» Given request: Reproduce all of the data that follows, character for character.

» Data records:
▼

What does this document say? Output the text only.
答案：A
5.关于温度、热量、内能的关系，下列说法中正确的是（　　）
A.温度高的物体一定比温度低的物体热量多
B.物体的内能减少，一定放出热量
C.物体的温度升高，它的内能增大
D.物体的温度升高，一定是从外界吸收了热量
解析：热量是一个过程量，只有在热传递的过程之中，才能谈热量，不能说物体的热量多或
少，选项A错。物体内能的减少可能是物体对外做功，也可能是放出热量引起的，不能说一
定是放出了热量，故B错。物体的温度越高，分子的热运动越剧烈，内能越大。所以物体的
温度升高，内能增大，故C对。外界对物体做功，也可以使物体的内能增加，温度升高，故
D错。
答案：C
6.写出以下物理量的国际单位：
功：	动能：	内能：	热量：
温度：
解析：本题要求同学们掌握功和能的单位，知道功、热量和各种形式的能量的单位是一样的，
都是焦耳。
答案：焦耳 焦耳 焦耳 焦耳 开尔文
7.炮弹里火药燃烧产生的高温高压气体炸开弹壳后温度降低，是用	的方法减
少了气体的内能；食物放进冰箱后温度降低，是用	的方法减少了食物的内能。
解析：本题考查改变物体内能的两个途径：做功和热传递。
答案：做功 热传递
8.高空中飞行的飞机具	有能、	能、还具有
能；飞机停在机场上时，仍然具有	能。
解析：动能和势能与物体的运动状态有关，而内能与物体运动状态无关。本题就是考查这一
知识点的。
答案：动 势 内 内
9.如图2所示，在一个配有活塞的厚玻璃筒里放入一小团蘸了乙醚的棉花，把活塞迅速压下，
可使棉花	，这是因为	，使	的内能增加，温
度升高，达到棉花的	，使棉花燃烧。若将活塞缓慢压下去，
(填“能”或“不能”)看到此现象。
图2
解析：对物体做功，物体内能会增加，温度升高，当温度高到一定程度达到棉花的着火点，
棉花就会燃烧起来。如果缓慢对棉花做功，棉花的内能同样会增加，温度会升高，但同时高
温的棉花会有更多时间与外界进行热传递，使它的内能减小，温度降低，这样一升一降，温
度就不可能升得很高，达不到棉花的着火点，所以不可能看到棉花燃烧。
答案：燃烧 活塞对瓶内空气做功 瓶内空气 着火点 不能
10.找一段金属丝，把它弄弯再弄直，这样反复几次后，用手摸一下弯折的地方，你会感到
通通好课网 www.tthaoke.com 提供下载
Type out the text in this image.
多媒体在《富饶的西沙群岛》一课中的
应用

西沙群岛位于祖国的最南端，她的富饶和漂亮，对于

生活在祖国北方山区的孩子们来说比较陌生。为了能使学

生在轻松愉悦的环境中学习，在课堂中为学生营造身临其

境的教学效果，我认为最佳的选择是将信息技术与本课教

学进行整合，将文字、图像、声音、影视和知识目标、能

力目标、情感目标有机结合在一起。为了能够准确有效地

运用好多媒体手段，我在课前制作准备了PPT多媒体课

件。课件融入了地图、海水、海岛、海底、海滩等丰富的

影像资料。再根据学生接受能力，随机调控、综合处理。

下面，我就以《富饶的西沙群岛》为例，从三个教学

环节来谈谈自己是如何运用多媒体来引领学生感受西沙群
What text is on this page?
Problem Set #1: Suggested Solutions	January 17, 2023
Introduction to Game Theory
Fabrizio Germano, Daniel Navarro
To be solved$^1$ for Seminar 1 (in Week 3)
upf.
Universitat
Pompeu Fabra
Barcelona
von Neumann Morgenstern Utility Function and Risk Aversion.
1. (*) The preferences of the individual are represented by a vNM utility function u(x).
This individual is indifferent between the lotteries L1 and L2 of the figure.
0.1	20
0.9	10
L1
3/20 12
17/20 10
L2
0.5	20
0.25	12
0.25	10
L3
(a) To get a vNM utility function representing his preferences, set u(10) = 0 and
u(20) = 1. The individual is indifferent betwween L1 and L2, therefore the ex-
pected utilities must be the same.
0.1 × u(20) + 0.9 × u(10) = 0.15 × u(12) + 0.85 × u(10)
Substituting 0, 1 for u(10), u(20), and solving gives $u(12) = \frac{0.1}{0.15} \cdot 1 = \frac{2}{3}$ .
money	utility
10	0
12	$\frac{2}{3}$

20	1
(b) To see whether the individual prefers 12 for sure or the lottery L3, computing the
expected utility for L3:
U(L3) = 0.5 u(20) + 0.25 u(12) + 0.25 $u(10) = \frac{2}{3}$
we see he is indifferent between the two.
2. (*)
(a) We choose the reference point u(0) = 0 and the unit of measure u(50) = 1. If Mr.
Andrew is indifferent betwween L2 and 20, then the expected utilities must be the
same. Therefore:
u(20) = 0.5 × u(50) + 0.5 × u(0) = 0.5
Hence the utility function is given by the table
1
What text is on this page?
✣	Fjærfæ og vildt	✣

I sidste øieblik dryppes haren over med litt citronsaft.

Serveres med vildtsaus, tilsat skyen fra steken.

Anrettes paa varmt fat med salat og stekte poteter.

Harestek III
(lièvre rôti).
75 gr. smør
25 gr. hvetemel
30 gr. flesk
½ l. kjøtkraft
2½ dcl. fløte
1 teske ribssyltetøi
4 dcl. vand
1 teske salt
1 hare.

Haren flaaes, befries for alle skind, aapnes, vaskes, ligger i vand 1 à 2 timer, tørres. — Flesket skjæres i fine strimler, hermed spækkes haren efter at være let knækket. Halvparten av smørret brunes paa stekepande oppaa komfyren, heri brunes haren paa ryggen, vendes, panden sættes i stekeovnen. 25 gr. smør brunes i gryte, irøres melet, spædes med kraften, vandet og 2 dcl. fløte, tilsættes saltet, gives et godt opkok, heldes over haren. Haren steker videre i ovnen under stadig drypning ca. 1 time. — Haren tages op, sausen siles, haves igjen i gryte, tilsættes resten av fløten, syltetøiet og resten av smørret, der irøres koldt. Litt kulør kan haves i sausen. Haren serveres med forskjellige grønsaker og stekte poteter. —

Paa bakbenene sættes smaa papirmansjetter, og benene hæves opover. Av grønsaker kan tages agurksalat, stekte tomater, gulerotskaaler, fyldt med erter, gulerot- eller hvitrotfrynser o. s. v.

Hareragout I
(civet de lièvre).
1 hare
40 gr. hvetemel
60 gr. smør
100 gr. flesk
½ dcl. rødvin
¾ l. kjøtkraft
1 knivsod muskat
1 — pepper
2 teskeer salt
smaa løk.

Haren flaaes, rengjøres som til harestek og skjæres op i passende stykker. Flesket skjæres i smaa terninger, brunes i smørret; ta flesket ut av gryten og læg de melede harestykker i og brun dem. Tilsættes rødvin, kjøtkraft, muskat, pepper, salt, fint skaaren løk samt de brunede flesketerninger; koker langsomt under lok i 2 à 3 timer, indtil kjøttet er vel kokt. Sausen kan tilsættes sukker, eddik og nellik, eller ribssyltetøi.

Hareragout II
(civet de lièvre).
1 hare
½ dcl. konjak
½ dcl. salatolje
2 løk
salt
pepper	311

▲

» Complete answer:
What does this document say? Output the text only.
答案：A
5.关于温度、热量、内能的关系，下列说法中正确的是（　　）
A.温度高的物体一定比温度低的物体热量多
B.物体的内能减少，一定放出热量
C.物体的温度升高，它的内能增大
D.物体的温度升高，一定是从外界吸收了热量
解析：热量是一个过程量，只有在热传递的过程之中，才能谈热量，不能说物体的热量多或
少，选项A错。物体内能的减少可能是物体对外做功，也可能是放出热量引起的，不能说一
定是放出了热量，故B错。物体的温度越高，分子的热运动越剧烈，内能越大。所以物体的
温度升高，内能增大，故C对。外界对物体做功，也可以使物体的内能增加，温度升高，故
D错。
答案：C
6.写出以下物理量的国际单位：
功：	动能：	内能：	热量：
温度：
解析：本题要求同学们掌握功和能的单位，知道功、热量和各种形式的能量的单位是一样的，
都是焦耳。
答案：焦耳 焦耳 焦耳 焦耳 开尔文
7.炮弹里火药燃烧产生的高温高压气体炸开弹壳后温度降低，是用	的方法减
少了气体的内能；食物放进冰箱后温度降低，是用	的方法减少了食物的内能。
解析：本题考查改变物体内能的两个途径：做功和热传递。
答案：做功 热传递
8.高空中飞行的飞机具	有能、	能、还具有
能；飞机停在机场上时，仍然具有	能。
解析：动能和势能与物体的运动状态有关，而内能与物体运动状态无关。本题就是考查这一
知识点的。
答案：动 势 内 内
9.如图2所示，在一个配有活塞的厚玻璃筒里放入一小团蘸了乙醚的棉花，把活塞迅速压下，
可使棉花	，这是因为	，使	的内能增加，温
度升高，达到棉花的	，使棉花燃烧。若将活塞缓慢压下去，
(填“能”或“不能”)看到此现象。
图2
解析：对物体做功，物体内能会增加，温度升高，当温度高到一定程度达到棉花的着火点，
棉花就会燃烧起来。如果缓慢对棉花做功，棉花的内能同样会增加，温度会升高，但同时高
温的棉花会有更多时间与外界进行热传递，使它的内能减小，温度降低，这样一升一降，温
度就不可能升得很高，达不到棉花的着火点，所以不可能看到棉花燃烧。
答案：燃烧 活塞对瓶内空气做功 瓶内空气 着火点 不能
10.找一段金属丝，把它弄弯再弄直，这样反复几次后，用手摸一下弯折的地方，你会感到
通通好课网 www.tthaoke.com 提供下载
Type out the text in this image.
多媒体在《富饶的西沙群岛》一课中的
应用

西沙群岛位于祖国的最南端，她的富饶和漂亮，对于

生活在祖国北方山区的孩子们来说比较陌生。为了能使学

生在轻松愉悦的环境中学习，在课堂中为学生营造身临其

境的教学效果，我认为最佳的选择是将信息技术与本课教

学进行整合，将文字、图像、声音、影视和知识目标、能

力目标、情感目标有机结合在一起。为了能够准确有效地

运用好多媒体手段，我在课前制作准备了PPT多媒体课

件。课件融入了地图、海水、海岛、海底、海滩等丰富的

影像资料。再根据学生接受能力，随机调控、综合处理。

下面，我就以《富饶的西沙群岛》为例，从三个教学

环节来谈谈自己是如何运用多媒体来引领学生感受西沙群
What text is on this page?
Problem Set #1: Suggested Solutions	January 17, 2023
Introduction to Game Theory
Fabrizio Germano, Daniel Navarro
To be solved$^1$ for Seminar 1 (in Week 3)
upf.
Universitat
Pompeu Fabra
Barcelona
von Neumann Morgenstern Utility Function and Risk Aversion.
1. (*) The preferences of the individual are represented by a vNM utility function u(x).
This individual is indifferent between the lotteries L1 and L2 of the figure.
0.1	20
0.9	10
L1
3/20 12
17/20 10
L2
0.5	20
0.25	12
0.25	10
L3
(a) To get a vNM utility function representing his preferences, set u(10) = 0 and
u(20) = 1. The individual is indifferent betwween L1 and L2, therefore the ex-
pected utilities must be the same.
0.1 × u(20) + 0.9 × u(10) = 0.15 × u(12) + 0.85 × u(10)
Substituting 0, 1 for u(10), u(20), and solving gives $u(12) = \frac{0.1}{0.15} \cdot 1 = \frac{2}{3}$ .
money	utility
10	0
12	$\frac{2}{3}$

20	1
(b) To see whether the individual prefers 12 for sure or the lottery L3, computing the
expected utility for L3:
U(L3) = 0.5 u(20) + 0.25 u(12) + 0.25 $u(10) = \frac{2}{3}$
we see he is indifferent between the two.
2. (*)
(a) We choose the reference point u(0) = 0 and the unit of measure u(50) = 1. If Mr.
Andrew is indifferent betwween L2 and 20, then the expected utilities must be the
same. Therefore:
u(20) = 0.5 × u(50) + 0.5 × u(0) = 0.5
Hence the utility function is given by the table
1
What text is on this page?
✣	Fjærfæ og vildt	✣

I sidste øieblik dryppes haren over med litt citronsaft.

Serveres med vildtsaus, tilsat skyen fra steken.

Anrettes paa varmt fat med salat og stekte poteter.

Harestek III
(lièvre rôti).
75 gr. smør
25 gr. hvetemel
30 gr. flesk
½ l. kjøtkraft
2½ dcl. fløte
1 teske ribssyltetøi
4 dcl. vand
1 teske salt
1 hare.

Haren flaaes, befries for alle skind, aapnes, vaskes, ligger i vand 1 à 2 timer, tørres. — Flesket skjæres i fine strimler, hermed spækkes haren efter at være let knækket. Halvparten av smørret brunes paa stekepande oppaa komfyren, heri brunes haren paa ryggen, vendes, panden sættes i stekeovnen. 25 gr. smør brunes i gryte, irøres melet, spædes med kraften, vandet og 2 dcl. fløte, tilsættes saltet, gives et godt opkok, heldes over haren. Haren steker videre i ovnen under stadig drypning ca. 1 time. — Haren tages op, sausen siles, haves igjen i gryte, tilsættes resten av fløten, syltetøiet og resten av smørret, der irøres koldt. Litt kulør kan haves i sausen. Haren serveres med forskjellige grønsaker og stekte poteter. —

Paa bakbenene sættes smaa papirmansjetter, og benene hæves opover. Av grønsaker kan tages agurksalat, stekte tomater, gulerotskaaler, fyldt med erter, gulerot- eller hvitrotfrynser o. s. v.

Hareragout I
(civet de lièvre).
1 hare
40 gr. hvetemel
60 gr. smør
100 gr. flesk
½ dcl. rødvin
¾ l. kjøtkraft
1 knivsod muskat
1 — pepper
2 teskeer salt
smaa løk.

Haren flaaes, rengjøres som til harestek og skjæres op i passende stykker. Flesket skjæres i smaa terninger, brunes i smørret; ta flesket ut av gryten og læg de melede harestykker i og brun dem. Tilsættes rødvin, kjøtkraft, muskat, pepper, salt, fint skaaren løk samt de brunede flesketerninger; koker langsomt under lok i 2 à 3 timer, indtil kjøttet er vel kokt. Sausen kan tilsættes sukker, eddik og nellik, eller ribssyltetøi.

Hareragout II
(civet de lièvre).
1 hare
½ dcl. konjak
½ dcl. salatolje
2 løk
salt
pepper	311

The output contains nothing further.